TASK TO CARRY OUT:
Repeat the listing in full, exactly as it stands.

RECORDS PROVIDED:
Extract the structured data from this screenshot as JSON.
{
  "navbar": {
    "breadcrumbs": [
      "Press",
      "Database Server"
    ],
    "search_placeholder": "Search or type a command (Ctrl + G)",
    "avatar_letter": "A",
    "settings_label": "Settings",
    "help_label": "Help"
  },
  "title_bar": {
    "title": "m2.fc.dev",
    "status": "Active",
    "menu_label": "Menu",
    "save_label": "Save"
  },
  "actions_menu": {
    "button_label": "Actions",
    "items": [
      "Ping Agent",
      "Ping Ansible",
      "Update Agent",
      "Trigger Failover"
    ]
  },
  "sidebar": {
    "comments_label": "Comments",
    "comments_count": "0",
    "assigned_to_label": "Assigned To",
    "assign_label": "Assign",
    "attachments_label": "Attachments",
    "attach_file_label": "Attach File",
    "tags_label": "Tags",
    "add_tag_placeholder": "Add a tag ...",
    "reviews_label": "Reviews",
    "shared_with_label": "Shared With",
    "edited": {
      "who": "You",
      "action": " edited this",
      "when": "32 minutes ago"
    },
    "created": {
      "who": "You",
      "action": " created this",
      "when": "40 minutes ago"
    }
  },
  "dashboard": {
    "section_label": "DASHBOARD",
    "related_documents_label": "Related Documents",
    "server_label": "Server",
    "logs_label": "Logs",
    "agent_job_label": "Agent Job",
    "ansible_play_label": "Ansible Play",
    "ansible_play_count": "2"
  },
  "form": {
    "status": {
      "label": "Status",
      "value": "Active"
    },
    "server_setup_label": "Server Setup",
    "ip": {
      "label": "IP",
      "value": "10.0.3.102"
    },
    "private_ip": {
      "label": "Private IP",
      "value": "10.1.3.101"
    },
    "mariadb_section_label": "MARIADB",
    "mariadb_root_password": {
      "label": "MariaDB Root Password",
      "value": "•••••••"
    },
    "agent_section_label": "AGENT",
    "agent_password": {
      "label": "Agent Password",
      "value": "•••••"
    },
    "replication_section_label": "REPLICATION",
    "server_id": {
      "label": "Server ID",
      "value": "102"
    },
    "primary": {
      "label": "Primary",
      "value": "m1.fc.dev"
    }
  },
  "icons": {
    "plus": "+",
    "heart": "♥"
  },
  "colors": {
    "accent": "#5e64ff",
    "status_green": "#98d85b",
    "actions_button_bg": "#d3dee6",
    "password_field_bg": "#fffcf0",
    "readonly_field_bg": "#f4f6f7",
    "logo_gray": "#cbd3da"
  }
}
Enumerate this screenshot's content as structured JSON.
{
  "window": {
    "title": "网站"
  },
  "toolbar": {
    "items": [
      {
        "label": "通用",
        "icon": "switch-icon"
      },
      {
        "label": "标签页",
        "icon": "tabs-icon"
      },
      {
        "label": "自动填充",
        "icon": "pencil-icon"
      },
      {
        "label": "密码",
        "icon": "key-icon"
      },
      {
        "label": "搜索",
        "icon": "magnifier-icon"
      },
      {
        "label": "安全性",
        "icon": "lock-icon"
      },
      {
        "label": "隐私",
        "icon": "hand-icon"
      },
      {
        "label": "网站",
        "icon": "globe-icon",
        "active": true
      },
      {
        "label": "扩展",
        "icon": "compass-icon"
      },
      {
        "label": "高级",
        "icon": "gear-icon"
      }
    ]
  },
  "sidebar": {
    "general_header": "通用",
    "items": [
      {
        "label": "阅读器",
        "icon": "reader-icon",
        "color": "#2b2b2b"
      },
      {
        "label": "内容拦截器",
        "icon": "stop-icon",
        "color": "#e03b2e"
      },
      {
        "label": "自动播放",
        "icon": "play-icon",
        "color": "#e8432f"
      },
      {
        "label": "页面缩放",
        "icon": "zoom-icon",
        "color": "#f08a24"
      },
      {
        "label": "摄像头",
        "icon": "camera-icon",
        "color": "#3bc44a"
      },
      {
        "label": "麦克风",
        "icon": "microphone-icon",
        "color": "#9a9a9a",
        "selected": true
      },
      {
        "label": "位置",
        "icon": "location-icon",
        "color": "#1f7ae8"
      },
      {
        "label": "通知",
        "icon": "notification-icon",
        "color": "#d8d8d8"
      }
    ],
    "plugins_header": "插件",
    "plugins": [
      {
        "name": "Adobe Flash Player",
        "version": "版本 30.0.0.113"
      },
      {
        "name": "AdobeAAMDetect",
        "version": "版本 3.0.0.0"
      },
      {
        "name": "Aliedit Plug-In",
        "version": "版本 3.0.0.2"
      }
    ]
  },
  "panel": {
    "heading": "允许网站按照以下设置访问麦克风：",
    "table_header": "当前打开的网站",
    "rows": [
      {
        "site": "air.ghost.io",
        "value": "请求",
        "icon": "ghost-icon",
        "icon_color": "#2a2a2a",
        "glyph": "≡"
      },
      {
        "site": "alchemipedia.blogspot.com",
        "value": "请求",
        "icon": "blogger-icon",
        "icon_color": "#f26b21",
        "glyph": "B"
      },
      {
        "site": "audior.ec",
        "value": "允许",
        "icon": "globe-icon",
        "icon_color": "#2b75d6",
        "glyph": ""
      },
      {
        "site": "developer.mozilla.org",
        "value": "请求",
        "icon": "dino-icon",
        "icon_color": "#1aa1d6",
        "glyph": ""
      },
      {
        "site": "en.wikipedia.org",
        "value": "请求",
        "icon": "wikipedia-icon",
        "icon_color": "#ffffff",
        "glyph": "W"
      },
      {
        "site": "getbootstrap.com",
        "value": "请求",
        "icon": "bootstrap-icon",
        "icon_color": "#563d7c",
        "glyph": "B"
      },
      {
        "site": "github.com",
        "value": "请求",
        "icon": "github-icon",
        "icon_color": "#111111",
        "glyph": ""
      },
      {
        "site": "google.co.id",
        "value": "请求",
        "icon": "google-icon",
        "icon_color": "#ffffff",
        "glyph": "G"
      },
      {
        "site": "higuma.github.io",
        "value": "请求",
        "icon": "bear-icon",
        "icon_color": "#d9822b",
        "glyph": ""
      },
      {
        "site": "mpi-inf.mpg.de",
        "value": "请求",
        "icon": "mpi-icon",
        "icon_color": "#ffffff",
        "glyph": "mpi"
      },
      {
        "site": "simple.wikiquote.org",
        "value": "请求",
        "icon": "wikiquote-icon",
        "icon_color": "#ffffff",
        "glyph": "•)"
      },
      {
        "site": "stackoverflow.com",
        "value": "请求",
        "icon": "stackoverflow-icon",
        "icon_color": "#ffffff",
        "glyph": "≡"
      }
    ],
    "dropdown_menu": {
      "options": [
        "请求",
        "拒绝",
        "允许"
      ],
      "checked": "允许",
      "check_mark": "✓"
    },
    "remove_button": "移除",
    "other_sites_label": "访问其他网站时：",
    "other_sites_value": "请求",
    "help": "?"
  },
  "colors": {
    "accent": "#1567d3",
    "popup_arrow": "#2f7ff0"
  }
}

SOLUTION TO THE EXERCISE:
Extract the structured data from this screenshot as JSON.
{
  "navbar": {
    "breadcrumbs": [
      "Press",
      "Database Server"
    ],
    "search_placeholder": "Search or type a command (Ctrl + G)",
    "avatar_letter": "A",
    "settings_label": "Settings",
    "help_label": "Help"
  },
  "title_bar": {
    "title": "m2.fc.dev",
    "status": "Active",
    "menu_label": "Menu",
    "save_label": "Save"
  },
  "actions_menu": {
    "button_label": "Actions",
    "items": [
      "Ping Agent",
      "Ping Ansible",
      "Update Agent",
      "Trigger Failover"
    ]
  },
  "sidebar": {
    "comments_label": "Comments",
    "comments_count": "0",
    "assigned_to_label": "Assigned To",
    "assign_label": "Assign",
    "attachments_label": "Attachments",
    "attach_file_label": "Attach File",
    "tags_label": "Tags",
    "add_tag_placeholder": "Add a tag ...",
    "reviews_label": "Reviews",
    "shared_with_label": "Shared With",
    "edited": {
      "who": "You",
      "action": " edited this",
      "when": "32 minutes ago"
    },
    "created": {
      "who": "You",
      "action": " created this",
      "when": "40 minutes ago"
    }
  },
  "dashboard": {
    "section_label": "DASHBOARD",
    "related_documents_label": "Related Documents",
    "server_label": "Server",
    "logs_label": "Logs",
    "agent_job_label": "Agent Job",
    "ansible_play_label": "Ansible Play",
    "ansible_play_count": "2"
  },
  "form": {
    "status": {
      "label": "Status",
      "value": "Active"
    },
    "server_setup_label": "Server Setup",
    "ip": {
      "label": "IP",
      "value": "10.0.3.102"
    },
    "private_ip": {
      "label": "Private IP",
      "value": "10.1.3.101"
    },
    "mariadb_section_label": "MARIADB",
    "mariadb_root_password": {
      "label": "MariaDB Root Password",
      "value": "•••••••"
    },
    "agent_section_label": "AGENT",
    "agent_password": {
      "label": "Agent Password",
      "value": "•••••"
    },
    "replication_section_label": "REPLICATION",
    "server_id": {
      "label": "Server ID",
      "value": "102"
    },
    "primary": {
      "label": "Primary",
      "value": "m1.fc.dev"
    }
  },
  "icons": {
    "plus": "+",
    "heart": "♥"
  },
  "colors": {
    "accent": "#5e64ff",
    "status_green": "#98d85b",
    "actions_button_bg": "#d3dee6",
    "password_field_bg": "#fffcf0",
    "readonly_field_bg": "#f4f6f7",
    "logo_gray": "#cbd3da"
  }
}
Enumerate this screenshot's content as structured JSON.
{
  "window": {
    "title": "网站"
  },
  "toolbar": {
    "items": [
      {
        "label": "通用",
        "icon": "switch-icon"
      },
      {
        "label": "标签页",
        "icon": "tabs-icon"
      },
      {
        "label": "自动填充",
        "icon": "pencil-icon"
      },
      {
        "label": "密码",
        "icon": "key-icon"
      },
      {
        "label": "搜索",
        "icon": "magnifier-icon"
      },
      {
        "label": "安全性",
        "icon": "lock-icon"
      },
      {
        "label": "隐私",
        "icon": "hand-icon"
      },
      {
        "label": "网站",
        "icon": "globe-icon",
        "active": true
      },
      {
        "label": "扩展",
        "icon": "compass-icon"
      },
      {
        "label": "高级",
        "icon": "gear-icon"
      }
    ]
  },
  "sidebar": {
    "general_header": "通用",
    "items": [
      {
        "label": "阅读器",
        "icon": "reader-icon",
        "color": "#2b2b2b"
      },
      {
        "label": "内容拦截器",
        "icon": "stop-icon",
        "color": "#e03b2e"
      },
      {
        "label": "自动播放",
        "icon": "play-icon",
        "color": "#e8432f"
      },
      {
        "label": "页面缩放",
        "icon": "zoom-icon",
        "color": "#f08a24"
      },
      {
        "label": "摄像头",
        "icon": "camera-icon",
        "color": "#3bc44a"
      },
      {
        "label": "麦克风",
        "icon": "microphone-icon",
        "color": "#9a9a9a",
        "selected": true
      },
      {
        "label": "位置",
        "icon": "location-icon",
        "color": "#1f7ae8"
      },
      {
        "label": "通知",
        "icon": "notification-icon",
        "color": "#d8d8d8"
      }
    ],
    "plugins_header": "插件",
    "plugins": [
      {
        "name": "Adobe Flash Player",
        "version": "版本 30.0.0.113"
      },
      {
        "name": "AdobeAAMDetect",
        "version": "版本 3.0.0.0"
      },
      {
        "name": "Aliedit Plug-In",
        "version": "版本 3.0.0.2"
      }
    ]
  },
  "panel": {
    "heading": "允许网站按照以下设置访问麦克风：",
    "table_header": "当前打开的网站",
    "rows": [
      {
        "site": "air.ghost.io",
        "value": "请求",
        "icon": "ghost-icon",
        "icon_color": "#2a2a2a",
        "glyph": "≡"
      },
      {
        "site": "alchemipedia.blogspot.com",
        "value": "请求",
        "icon": "blogger-icon",
        "icon_color": "#f26b21",
        "glyph": "B"
      },
      {
        "site": "audior.ec",
        "value": "允许",
        "icon": "globe-icon",
        "icon_color": "#2b75d6",
        "glyph": ""
      },
      {
        "site": "developer.mozilla.org",
        "value": "请求",
        "icon": "dino-icon",
        "icon_color": "#1aa1d6",
        "glyph": ""
      },
      {
        "site": "en.wikipedia.org",
        "value": "请求",
        "icon": "wikipedia-icon",
        "icon_color": "#ffffff",
        "glyph": "W"
      },
      {
        "site": "getbootstrap.com",
        "value": "请求",
        "icon": "bootstrap-icon",
        "icon_color": "#563d7c",
        "glyph": "B"
      },
      {
        "site": "github.com",
        "value": "请求",
        "icon": "github-icon",
        "icon_color": "#111111",
        "glyph": ""
      },
      {
        "site": "google.co.id",
        "value": "请求",
        "icon": "google-icon",
        "icon_color": "#ffffff",
        "glyph": "G"
      },
      {
        "site": "higuma.github.io",
        "value": "请求",
        "icon": "bear-icon",
        "icon_color": "#d9822b",
        "glyph": ""
      },
      {
        "site": "mpi-inf.mpg.de",
        "value": "请求",
        "icon": "mpi-icon",
        "icon_color": "#ffffff",
        "glyph": "mpi"
      },
      {
        "site": "simple.wikiquote.org",
        "value": "请求",
        "icon": "wikiquote-icon",
        "icon_color": "#ffffff",
        "glyph": "•)"
      },
      {
        "site": "stackoverflow.com",
        "value": "请求",
        "icon": "stackoverflow-icon",
        "icon_color": "#ffffff",
        "glyph": "≡"
      }
    ],
    "dropdown_menu": {
      "options": [
        "请求",
        "拒绝",
        "允许"
      ],
      "checked": "允许",
      "check_mark": "✓"
    },
    "remove_button": "移除",
    "other_sites_label": "访问其他网站时：",
    "other_sites_value": "请求",
    "help": "?"
  },
  "colors": {
    "accent": "#1567d3",
    "popup_arrow": "#2f7ff0"
  }
}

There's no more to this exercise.